Instructions for the task. List each line below that contains the word "range".

Material shown.
↓↓↓

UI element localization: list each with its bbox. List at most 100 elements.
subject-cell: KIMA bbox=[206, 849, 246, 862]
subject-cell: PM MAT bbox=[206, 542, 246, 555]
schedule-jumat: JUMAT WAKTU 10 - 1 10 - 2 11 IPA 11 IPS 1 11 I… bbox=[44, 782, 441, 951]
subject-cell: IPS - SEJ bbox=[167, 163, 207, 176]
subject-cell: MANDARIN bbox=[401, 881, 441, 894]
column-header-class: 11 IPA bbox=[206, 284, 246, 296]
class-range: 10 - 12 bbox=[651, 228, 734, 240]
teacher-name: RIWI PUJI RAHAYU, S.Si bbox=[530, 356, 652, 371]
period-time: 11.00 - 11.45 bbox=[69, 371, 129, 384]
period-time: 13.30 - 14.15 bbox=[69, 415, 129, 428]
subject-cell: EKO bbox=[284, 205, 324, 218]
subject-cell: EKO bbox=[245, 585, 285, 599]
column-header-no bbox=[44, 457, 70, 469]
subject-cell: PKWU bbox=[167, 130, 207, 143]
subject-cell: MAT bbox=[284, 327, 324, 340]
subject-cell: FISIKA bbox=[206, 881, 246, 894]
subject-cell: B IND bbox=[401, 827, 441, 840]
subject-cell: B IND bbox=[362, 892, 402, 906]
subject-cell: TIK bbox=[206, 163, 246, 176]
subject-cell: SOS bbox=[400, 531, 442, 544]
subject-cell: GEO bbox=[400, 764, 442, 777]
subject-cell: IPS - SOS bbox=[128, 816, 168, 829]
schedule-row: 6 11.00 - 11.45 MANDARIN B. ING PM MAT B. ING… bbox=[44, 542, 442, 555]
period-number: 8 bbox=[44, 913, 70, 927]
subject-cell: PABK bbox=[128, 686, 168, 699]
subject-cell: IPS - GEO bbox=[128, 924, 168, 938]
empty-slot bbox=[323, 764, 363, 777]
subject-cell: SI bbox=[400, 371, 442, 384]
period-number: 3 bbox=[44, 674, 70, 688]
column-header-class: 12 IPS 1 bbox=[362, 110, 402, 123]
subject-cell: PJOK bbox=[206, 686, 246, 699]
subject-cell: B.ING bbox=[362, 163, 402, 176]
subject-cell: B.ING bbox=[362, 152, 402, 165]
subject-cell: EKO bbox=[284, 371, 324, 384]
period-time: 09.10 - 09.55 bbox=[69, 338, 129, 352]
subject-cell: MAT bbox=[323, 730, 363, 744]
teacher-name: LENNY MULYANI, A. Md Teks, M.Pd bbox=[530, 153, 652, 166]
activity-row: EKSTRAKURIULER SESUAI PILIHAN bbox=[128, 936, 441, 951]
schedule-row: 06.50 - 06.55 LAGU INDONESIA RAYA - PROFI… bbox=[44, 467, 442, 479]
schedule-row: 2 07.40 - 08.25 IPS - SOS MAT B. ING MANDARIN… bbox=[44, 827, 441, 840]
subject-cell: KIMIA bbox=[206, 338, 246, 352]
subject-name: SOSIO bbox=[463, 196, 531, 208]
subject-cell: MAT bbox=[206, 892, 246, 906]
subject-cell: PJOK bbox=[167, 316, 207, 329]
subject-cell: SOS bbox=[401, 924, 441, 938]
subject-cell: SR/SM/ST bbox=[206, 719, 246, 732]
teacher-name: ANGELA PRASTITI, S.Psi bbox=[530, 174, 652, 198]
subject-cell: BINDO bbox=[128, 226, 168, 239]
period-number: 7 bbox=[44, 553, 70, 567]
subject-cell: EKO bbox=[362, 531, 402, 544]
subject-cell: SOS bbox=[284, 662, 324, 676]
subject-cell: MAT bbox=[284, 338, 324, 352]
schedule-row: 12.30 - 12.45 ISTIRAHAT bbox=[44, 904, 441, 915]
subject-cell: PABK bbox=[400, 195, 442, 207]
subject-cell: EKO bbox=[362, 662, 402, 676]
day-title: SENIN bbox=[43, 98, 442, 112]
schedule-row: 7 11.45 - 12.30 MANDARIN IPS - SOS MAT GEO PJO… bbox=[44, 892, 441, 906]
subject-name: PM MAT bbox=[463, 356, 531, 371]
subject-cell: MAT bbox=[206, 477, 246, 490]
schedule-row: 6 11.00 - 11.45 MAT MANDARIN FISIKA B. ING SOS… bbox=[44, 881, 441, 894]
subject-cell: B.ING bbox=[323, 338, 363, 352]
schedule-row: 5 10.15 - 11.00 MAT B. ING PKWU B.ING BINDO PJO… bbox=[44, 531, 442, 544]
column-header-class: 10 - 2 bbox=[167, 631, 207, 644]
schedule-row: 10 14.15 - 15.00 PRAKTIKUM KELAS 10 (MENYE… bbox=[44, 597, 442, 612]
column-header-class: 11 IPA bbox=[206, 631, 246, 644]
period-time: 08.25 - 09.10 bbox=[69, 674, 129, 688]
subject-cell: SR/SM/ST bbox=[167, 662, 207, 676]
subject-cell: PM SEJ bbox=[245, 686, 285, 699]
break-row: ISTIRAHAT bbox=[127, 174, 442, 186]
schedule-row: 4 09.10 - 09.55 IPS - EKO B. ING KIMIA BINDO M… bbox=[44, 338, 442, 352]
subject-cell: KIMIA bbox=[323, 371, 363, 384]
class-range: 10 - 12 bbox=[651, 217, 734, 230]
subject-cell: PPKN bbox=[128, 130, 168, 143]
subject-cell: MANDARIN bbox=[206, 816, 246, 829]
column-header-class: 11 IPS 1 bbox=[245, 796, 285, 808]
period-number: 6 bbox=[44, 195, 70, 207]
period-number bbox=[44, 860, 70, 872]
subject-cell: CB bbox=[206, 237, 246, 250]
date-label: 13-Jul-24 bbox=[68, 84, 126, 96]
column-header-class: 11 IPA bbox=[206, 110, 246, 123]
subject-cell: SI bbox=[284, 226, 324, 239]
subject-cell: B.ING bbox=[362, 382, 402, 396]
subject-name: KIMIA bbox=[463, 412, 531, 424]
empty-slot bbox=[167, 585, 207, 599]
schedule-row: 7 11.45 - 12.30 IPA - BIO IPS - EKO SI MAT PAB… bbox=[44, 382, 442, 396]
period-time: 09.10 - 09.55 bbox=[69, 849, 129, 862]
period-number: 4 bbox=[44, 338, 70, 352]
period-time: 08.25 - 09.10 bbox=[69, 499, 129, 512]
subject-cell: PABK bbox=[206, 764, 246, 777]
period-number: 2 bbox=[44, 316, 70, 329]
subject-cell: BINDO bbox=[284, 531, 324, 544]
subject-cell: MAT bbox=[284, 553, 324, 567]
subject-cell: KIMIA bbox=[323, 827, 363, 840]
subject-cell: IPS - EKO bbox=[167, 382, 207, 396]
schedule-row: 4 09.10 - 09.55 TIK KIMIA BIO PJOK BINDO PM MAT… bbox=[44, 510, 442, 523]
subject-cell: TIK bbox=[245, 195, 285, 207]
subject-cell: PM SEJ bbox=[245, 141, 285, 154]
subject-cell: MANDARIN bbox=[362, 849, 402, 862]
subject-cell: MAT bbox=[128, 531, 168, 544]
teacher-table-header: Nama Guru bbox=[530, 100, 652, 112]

↑↑↑

Answer to the exercise.
class-range: 10 - 12 bbox=[651, 228, 734, 240]
class-range: 10 - 12 bbox=[651, 217, 734, 230]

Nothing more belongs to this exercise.